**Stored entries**
--*--

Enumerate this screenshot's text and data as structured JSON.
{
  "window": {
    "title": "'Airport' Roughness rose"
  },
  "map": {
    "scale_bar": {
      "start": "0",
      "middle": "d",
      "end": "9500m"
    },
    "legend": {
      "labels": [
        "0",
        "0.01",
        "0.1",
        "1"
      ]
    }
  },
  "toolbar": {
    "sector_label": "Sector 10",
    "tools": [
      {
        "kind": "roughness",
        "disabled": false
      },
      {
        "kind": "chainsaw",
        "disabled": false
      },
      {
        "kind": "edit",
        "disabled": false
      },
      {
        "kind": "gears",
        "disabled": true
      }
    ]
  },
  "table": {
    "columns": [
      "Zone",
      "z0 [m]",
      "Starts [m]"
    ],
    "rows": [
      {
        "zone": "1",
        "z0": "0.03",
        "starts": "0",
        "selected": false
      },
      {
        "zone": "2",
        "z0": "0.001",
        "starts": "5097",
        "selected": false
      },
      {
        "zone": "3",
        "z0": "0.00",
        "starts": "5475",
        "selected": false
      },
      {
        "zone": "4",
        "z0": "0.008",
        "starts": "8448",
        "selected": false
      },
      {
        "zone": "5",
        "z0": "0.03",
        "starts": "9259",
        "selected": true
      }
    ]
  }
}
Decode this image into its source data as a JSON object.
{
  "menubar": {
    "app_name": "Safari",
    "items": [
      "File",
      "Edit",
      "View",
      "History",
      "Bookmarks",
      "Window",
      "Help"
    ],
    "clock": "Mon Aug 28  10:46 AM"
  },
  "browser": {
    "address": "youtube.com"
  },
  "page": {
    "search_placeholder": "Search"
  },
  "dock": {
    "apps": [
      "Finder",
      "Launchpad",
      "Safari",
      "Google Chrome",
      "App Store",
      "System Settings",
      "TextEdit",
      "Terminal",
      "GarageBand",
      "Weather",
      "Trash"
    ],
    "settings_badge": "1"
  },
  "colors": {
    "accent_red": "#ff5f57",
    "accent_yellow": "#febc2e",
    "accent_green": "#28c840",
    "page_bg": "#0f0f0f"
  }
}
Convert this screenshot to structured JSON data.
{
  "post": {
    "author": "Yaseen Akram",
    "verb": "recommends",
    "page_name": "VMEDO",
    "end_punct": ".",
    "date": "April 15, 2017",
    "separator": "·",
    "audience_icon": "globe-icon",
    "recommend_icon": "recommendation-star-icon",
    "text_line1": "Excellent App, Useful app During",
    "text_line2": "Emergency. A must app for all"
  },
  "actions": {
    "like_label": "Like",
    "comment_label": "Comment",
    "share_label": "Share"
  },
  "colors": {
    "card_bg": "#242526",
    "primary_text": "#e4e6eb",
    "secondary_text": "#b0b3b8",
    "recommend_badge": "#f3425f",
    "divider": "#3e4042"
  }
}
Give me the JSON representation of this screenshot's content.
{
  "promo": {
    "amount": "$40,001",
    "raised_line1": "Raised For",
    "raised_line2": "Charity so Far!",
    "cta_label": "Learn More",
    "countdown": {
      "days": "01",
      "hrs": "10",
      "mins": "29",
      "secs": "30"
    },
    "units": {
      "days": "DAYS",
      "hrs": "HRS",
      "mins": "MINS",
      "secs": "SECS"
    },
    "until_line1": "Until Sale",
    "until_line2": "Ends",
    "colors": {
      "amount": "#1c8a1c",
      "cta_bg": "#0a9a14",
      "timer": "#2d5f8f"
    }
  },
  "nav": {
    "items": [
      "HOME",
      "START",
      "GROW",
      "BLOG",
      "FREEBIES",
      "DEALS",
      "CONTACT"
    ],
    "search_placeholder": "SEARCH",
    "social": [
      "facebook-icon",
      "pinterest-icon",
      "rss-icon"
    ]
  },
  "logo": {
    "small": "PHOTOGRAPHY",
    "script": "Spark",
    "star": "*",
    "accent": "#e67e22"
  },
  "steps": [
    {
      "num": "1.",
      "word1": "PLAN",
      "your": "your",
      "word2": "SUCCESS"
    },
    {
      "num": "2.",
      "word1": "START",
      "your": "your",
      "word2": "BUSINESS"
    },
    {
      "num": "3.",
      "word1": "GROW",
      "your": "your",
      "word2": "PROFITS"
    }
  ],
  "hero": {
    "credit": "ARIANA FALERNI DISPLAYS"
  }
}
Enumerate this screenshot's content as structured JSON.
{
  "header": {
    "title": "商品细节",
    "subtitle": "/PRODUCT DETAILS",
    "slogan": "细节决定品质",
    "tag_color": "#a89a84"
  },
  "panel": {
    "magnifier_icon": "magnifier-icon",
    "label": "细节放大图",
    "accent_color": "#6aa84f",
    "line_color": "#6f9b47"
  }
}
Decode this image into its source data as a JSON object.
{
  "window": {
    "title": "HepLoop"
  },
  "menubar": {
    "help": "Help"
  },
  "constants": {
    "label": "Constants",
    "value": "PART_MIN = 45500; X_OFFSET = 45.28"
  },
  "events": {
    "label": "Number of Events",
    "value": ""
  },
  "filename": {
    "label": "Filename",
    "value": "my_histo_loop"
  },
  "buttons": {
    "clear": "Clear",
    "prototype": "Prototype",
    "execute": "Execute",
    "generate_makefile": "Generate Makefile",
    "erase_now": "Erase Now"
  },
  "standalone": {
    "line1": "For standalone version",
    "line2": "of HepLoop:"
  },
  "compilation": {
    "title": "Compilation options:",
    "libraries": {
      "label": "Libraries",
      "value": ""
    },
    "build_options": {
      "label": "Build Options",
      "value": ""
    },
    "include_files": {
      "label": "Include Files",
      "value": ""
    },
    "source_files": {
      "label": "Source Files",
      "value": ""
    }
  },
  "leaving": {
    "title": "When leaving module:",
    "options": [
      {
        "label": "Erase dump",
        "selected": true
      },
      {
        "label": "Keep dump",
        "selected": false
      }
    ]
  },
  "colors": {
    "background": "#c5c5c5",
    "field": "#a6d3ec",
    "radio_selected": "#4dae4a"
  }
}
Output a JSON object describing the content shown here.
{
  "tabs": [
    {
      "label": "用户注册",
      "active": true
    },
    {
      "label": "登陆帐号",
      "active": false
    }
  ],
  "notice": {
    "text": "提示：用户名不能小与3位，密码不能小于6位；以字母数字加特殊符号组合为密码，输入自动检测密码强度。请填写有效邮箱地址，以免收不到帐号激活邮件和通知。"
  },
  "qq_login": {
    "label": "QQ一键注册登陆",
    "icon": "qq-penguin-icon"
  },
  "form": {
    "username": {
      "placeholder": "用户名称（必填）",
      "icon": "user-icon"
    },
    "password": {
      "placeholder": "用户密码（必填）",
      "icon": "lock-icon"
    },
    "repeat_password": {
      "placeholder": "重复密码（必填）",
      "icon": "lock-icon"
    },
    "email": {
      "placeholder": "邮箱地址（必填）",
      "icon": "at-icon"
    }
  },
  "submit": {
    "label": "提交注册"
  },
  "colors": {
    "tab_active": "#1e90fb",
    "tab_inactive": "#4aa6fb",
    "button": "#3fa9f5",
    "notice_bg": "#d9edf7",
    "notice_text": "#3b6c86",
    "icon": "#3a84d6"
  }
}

--*--

Quote each line of the data above exactly as written.

**RESPONSE BELOW**
Enumerate this screenshot's text and data as structured JSON.
{
  "window": {
    "title": "'Airport' Roughness rose"
  },
  "map": {
    "scale_bar": {
      "start": "0",
      "middle": "d",
      "end": "9500m"
    },
    "legend": {
      "labels": [
        "0",
        "0.01",
        "0.1",
        "1"
      ]
    }
  },
  "toolbar": {
    "sector_label": "Sector 10",
    "tools": [
      {
        "kind": "roughness",
        "disabled": false
      },
      {
        "kind": "chainsaw",
        "disabled": false
      },
      {
        "kind": "edit",
        "disabled": false
      },
      {
        "kind": "gears",
        "disabled": true
      }
    ]
  },
  "table": {
    "columns": [
      "Zone",
      "z0 [m]",
      "Starts [m]"
    ],
    "rows": [
      {
        "zone": "1",
        "z0": "0.03",
        "starts": "0",
        "selected": false
      },
      {
        "zone": "2",
        "z0": "0.001",
        "starts": "5097",
        "selected": false
      },
      {
        "zone": "3",
        "z0": "0.00",
        "starts": "5475",
        "selected": false
      },
      {
        "zone": "4",
        "z0": "0.008",
        "starts": "8448",
        "selected": false
      },
      {
        "zone": "5",
        "z0": "0.03",
        "starts": "9259",
        "selected": true
      }
    ]
  }
}
Decode this image into its source data as a JSON object.
{
  "menubar": {
    "app_name": "Safari",
    "items": [
      "File",
      "Edit",
      "View",
      "History",
      "Bookmarks",
      "Window",
      "Help"
    ],
    "clock": "Mon Aug 28  10:46 AM"
  },
  "browser": {
    "address": "youtube.com"
  },
  "page": {
    "search_placeholder": "Search"
  },
  "dock": {
    "apps": [
      "Finder",
      "Launchpad",
      "Safari",
      "Google Chrome",
      "App Store",
      "System Settings",
      "TextEdit",
      "Terminal",
      "GarageBand",
      "Weather",
      "Trash"
    ],
    "settings_badge": "1"
  },
  "colors": {
    "accent_red": "#ff5f57",
    "accent_yellow": "#febc2e",
    "accent_green": "#28c840",
    "page_bg": "#0f0f0f"
  }
}
Convert this screenshot to structured JSON data.
{
  "post": {
    "author": "Yaseen Akram",
    "verb": "recommends",
    "page_name": "VMEDO",
    "end_punct": ".",
    "date": "April 15, 2017",
    "separator": "·",
    "audience_icon": "globe-icon",
    "recommend_icon": "recommendation-star-icon",
    "text_line1": "Excellent App, Useful app During",
    "text_line2": "Emergency. A must app for all"
  },
  "actions": {
    "like_label": "Like",
    "comment_label": "Comment",
    "share_label": "Share"
  },
  "colors": {
    "card_bg": "#242526",
    "primary_text": "#e4e6eb",
    "secondary_text": "#b0b3b8",
    "recommend_badge": "#f3425f",
    "divider": "#3e4042"
  }
}
Give me the JSON representation of this screenshot's content.
{
  "promo": {
    "amount": "$40,001",
    "raised_line1": "Raised For",
    "raised_line2": "Charity so Far!",
    "cta_label": "Learn More",
    "countdown": {
      "days": "01",
      "hrs": "10",
      "mins": "29",
      "secs": "30"
    },
    "units": {
      "days": "DAYS",
      "hrs": "HRS",
      "mins": "MINS",
      "secs": "SECS"
    },
    "until_line1": "Until Sale",
    "until_line2": "Ends",
    "colors": {
      "amount": "#1c8a1c",
      "cta_bg": "#0a9a14",
      "timer": "#2d5f8f"
    }
  },
  "nav": {
    "items": [
      "HOME",
      "START",
      "GROW",
      "BLOG",
      "FREEBIES",
      "DEALS",
      "CONTACT"
    ],
    "search_placeholder": "SEARCH",
    "social": [
      "facebook-icon",
      "pinterest-icon",
      "rss-icon"
    ]
  },
  "logo": {
    "small": "PHOTOGRAPHY",
    "script": "Spark",
    "star": "*",
    "accent": "#e67e22"
  },
  "steps": [
    {
      "num": "1.",
      "word1": "PLAN",
      "your": "your",
      "word2": "SUCCESS"
    },
    {
      "num": "2.",
      "word1": "START",
      "your": "your",
      "word2": "BUSINESS"
    },
    {
      "num": "3.",
      "word1": "GROW",
      "your": "your",
      "word2": "PROFITS"
    }
  ],
  "hero": {
    "credit": "ARIANA FALERNI DISPLAYS"
  }
}
Enumerate this screenshot's content as structured JSON.
{
  "header": {
    "title": "商品细节",
    "subtitle": "/PRODUCT DETAILS",
    "slogan": "细节决定品质",
    "tag_color": "#a89a84"
  },
  "panel": {
    "magnifier_icon": "magnifier-icon",
    "label": "细节放大图",
    "accent_color": "#6aa84f",
    "line_color": "#6f9b47"
  }
}
Decode this image into its source data as a JSON object.
{
  "window": {
    "title": "HepLoop"
  },
  "menubar": {
    "help": "Help"
  },
  "constants": {
    "label": "Constants",
    "value": "PART_MIN = 45500; X_OFFSET = 45.28"
  },
  "events": {
    "label": "Number of Events",
    "value": ""
  },
  "filename": {
    "label": "Filename",
    "value": "my_histo_loop"
  },
  "buttons": {
    "clear": "Clear",
    "prototype": "Prototype",
    "execute": "Execute",
    "generate_makefile": "Generate Makefile",
    "erase_now": "Erase Now"
  },
  "standalone": {
    "line1": "For standalone version",
    "line2": "of HepLoop:"
  },
  "compilation": {
    "title": "Compilation options:",
    "libraries": {
      "label": "Libraries",
      "value": ""
    },
    "build_options": {
      "label": "Build Options",
      "value": ""
    },
    "include_files": {
      "label": "Include Files",
      "value": ""
    },
    "source_files": {
      "label": "Source Files",
      "value": ""
    }
  },
  "leaving": {
    "title": "When leaving module:",
    "options": [
      {
        "label": "Erase dump",
        "selected": true
      },
      {
        "label": "Keep dump",
        "selected": false
      }
    ]
  },
  "colors": {
    "background": "#c5c5c5",
    "field": "#a6d3ec",
    "radio_selected": "#4dae4a"
  }
}
Output a JSON object describing the content shown here.
{
  "tabs": [
    {
      "label": "用户注册",
      "active": true
    },
    {
      "label": "登陆帐号",
      "active": false
    }
  ],
  "notice": {
    "text": "提示：用户名不能小与3位，密码不能小于6位；以字母数字加特殊符号组合为密码，输入自动检测密码强度。请填写有效邮箱地址，以免收不到帐号激活邮件和通知。"
  },
  "qq_login": {
    "label": "QQ一键注册登陆",
    "icon": "qq-penguin-icon"
  },
  "form": {
    "username": {
      "placeholder": "用户名称（必填）",
      "icon": "user-icon"
    },
    "password": {
      "placeholder": "用户密码（必填）",
      "icon": "lock-icon"
    },
    "repeat_password": {
      "placeholder": "重复密码（必填）",
      "icon": "lock-icon"
    },
    "email": {
      "placeholder": "邮箱地址（必填）",
      "icon": "at-icon"
    }
  },
  "submit": {
    "label": "提交注册"
  },
  "colors": {
    "tab_active": "#1e90fb",
    "tab_inactive": "#4aa6fb",
    "button": "#3fa9f5",
    "notice_bg": "#d9edf7",
    "notice_text": "#3b6c86",
    "icon": "#3a84d6"
  }
}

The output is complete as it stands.